What the task requires
Copy the listing below with every "x-tick-label" changed to "x-axis-label" and nothing else altered, and leave the pictures out.

[Start of Information given]

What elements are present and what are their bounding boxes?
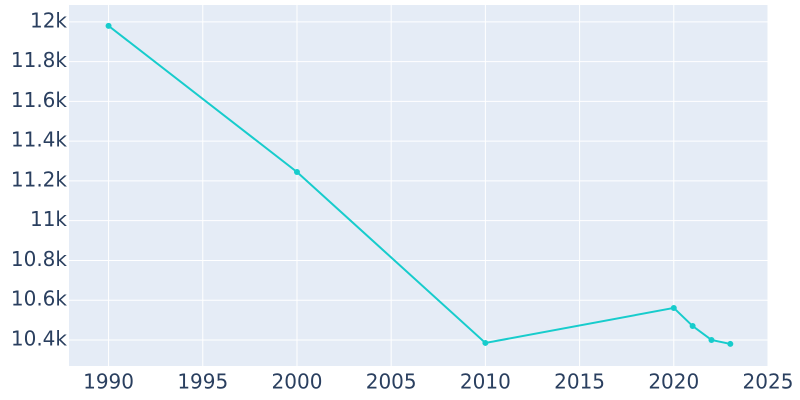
x-tick-label: 2015 [554,370,605,394]
point [482,339,489,346]
x-tick-label: 2000 [272,370,323,394]
x-tick-label: 1990 [83,370,134,394]
x-tick-label: 2025 [743,370,794,394]
y-tick-label: 11.8k [11,48,68,72]
point [105,22,112,29]
y-tick-label: 12k [30,8,67,32]
y-tick-label: 10.4k [11,326,68,350]
point [727,340,734,347]
point [293,168,300,175]
plot-area [69,5,768,366]
x-tick-label: 1995 [177,370,228,394]
x-tick-label: 2010 [460,370,511,394]
x-tick-label: 2020 [648,370,699,394]
y-tick-label: 10.6k [11,287,68,311]
y-tick-label: 11.2k [11,167,68,191]
y-tick-label: 10.8k [11,247,68,271]
x-tick-label: 2005 [366,370,417,394]
point [689,323,696,330]
y-tick-label: 11.6k [11,88,68,112]
point [708,336,715,343]
point [670,304,677,311]
y-tick-label: 11.4k [11,128,68,152]
y-tick-label: 11k [30,207,67,231]
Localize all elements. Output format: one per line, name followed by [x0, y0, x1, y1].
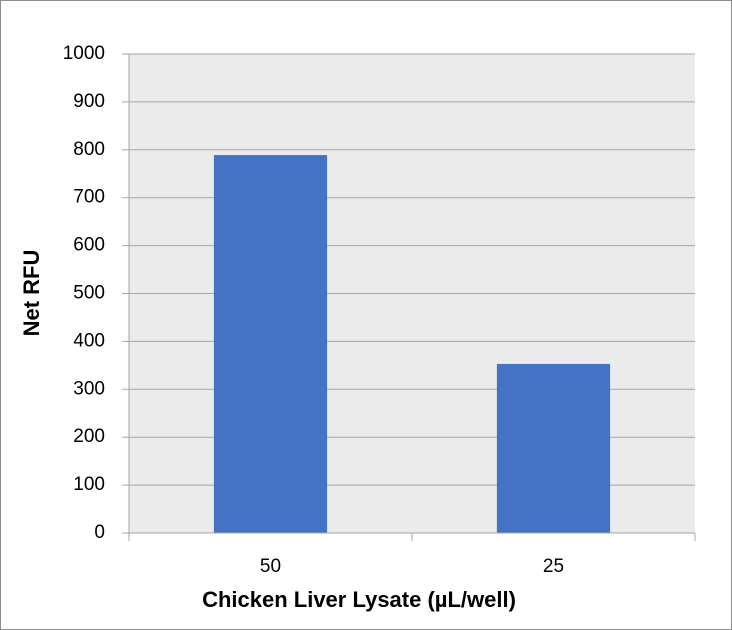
- y-tick-label: 200: [73, 426, 105, 447]
- bar: [213, 155, 328, 533]
- x-axis-title: Chicken Liver Lysate (µL/well): [202, 587, 516, 612]
- x-tick-label: 25: [543, 556, 564, 577]
- x-tick-label: 50: [260, 556, 281, 577]
- y-tick-label: 800: [73, 139, 105, 160]
- y-tick-label: 300: [73, 378, 105, 399]
- y-tick-label: 0: [94, 522, 105, 543]
- y-tick-label: 1000: [63, 43, 105, 64]
- y-tick-label: 700: [73, 187, 105, 208]
- y-tick-label: 900: [73, 91, 105, 112]
- y-tick-label: 500: [73, 283, 105, 304]
- y-tick-label: 400: [73, 330, 105, 351]
- y-tick-label: 100: [73, 474, 105, 495]
- y-tick-label: 600: [73, 235, 105, 256]
- bar: [496, 363, 611, 533]
- y-axis-title: Net RFU: [19, 250, 44, 337]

[End of Information given]

Solution
What elements are present and what are their bounding boxes?
x-axis-label: 2015 [554,370,605,394]
point [482,339,489,346]
x-axis-label: 2000 [272,370,323,394]
x-axis-label: 1990 [83,370,134,394]
x-axis-label: 2025 [743,370,794,394]
y-tick-label: 11.8k [11,48,68,72]
point [105,22,112,29]
y-tick-label: 12k [30,8,67,32]
y-tick-label: 10.4k [11,326,68,350]
point [727,340,734,347]
point [293,168,300,175]
plot-area [69,5,768,366]
x-axis-label: 1995 [177,370,228,394]
x-axis-label: 2010 [460,370,511,394]
x-axis-label: 2020 [648,370,699,394]
y-tick-label: 10.6k [11,287,68,311]
y-tick-label: 11.2k [11,167,68,191]
y-tick-label: 10.8k [11,247,68,271]
x-axis-label: 2005 [366,370,417,394]
point [689,323,696,330]
y-tick-label: 11.6k [11,88,68,112]
point [708,336,715,343]
point [670,304,677,311]
y-tick-label: 11.4k [11,128,68,152]
y-tick-label: 11k [30,207,67,231]
Localize all elements. Output format: one per line, name followed by [x0, y0, x1, y1].
- y-tick-label: 200: [73, 426, 105, 447]
- bar: [213, 155, 328, 533]
- x-axis-title: Chicken Liver Lysate (µL/well): [202, 587, 516, 612]
- x-axis-label: 25: [543, 556, 564, 577]
- x-axis-label: 50: [260, 556, 281, 577]
- y-tick-label: 800: [73, 139, 105, 160]
- y-tick-label: 300: [73, 378, 105, 399]
- y-tick-label: 0: [94, 522, 105, 543]
- y-tick-label: 1000: [63, 43, 105, 64]
- y-tick-label: 700: [73, 187, 105, 208]
- y-tick-label: 900: [73, 91, 105, 112]
- y-tick-label: 500: [73, 283, 105, 304]
- y-tick-label: 400: [73, 330, 105, 351]
- y-tick-label: 100: [73, 474, 105, 495]
- y-tick-label: 600: [73, 235, 105, 256]
- bar: [496, 363, 611, 533]
- y-axis-title: Net RFU: [19, 250, 44, 337]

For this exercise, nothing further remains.